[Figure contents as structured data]
------------------------------------

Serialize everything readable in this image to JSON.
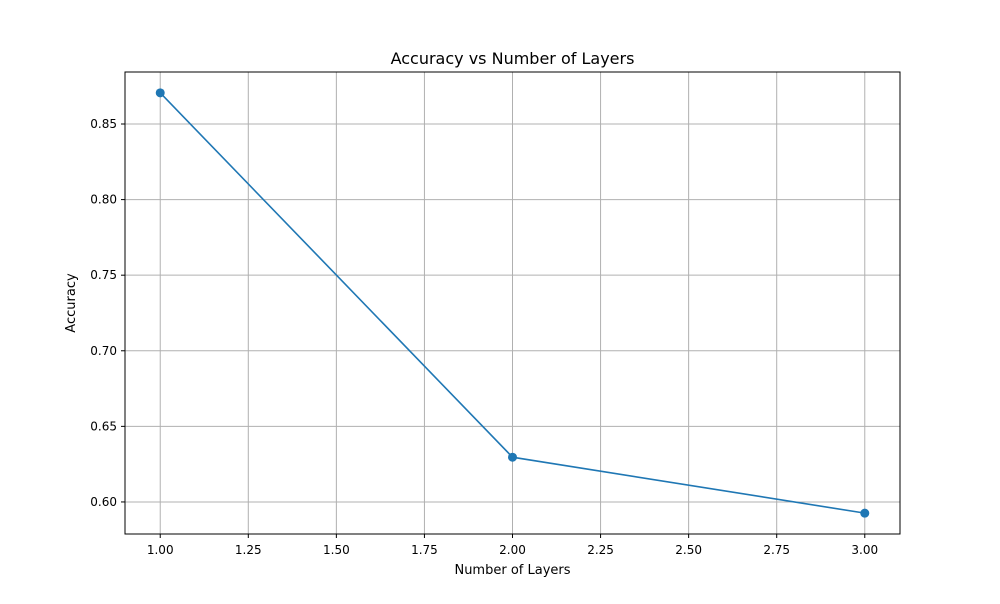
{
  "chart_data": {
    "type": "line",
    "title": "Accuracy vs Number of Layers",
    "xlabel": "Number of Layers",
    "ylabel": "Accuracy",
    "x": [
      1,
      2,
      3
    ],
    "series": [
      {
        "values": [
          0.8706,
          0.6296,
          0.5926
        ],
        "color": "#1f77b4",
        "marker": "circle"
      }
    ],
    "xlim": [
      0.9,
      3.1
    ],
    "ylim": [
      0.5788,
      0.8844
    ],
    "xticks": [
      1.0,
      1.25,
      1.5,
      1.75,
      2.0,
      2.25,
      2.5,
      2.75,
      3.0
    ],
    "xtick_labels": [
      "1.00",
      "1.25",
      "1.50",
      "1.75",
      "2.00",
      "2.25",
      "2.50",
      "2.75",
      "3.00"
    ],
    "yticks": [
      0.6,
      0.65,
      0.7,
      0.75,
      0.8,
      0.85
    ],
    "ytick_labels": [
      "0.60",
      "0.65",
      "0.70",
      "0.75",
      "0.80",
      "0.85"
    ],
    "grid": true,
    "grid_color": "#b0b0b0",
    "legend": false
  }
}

------------------------------------

Report back each line of the entries that holds the string "Number".

* THE SOLUTION *
    "title": "Accuracy vs Number of Layers",
    "xlabel": "Number of Layers",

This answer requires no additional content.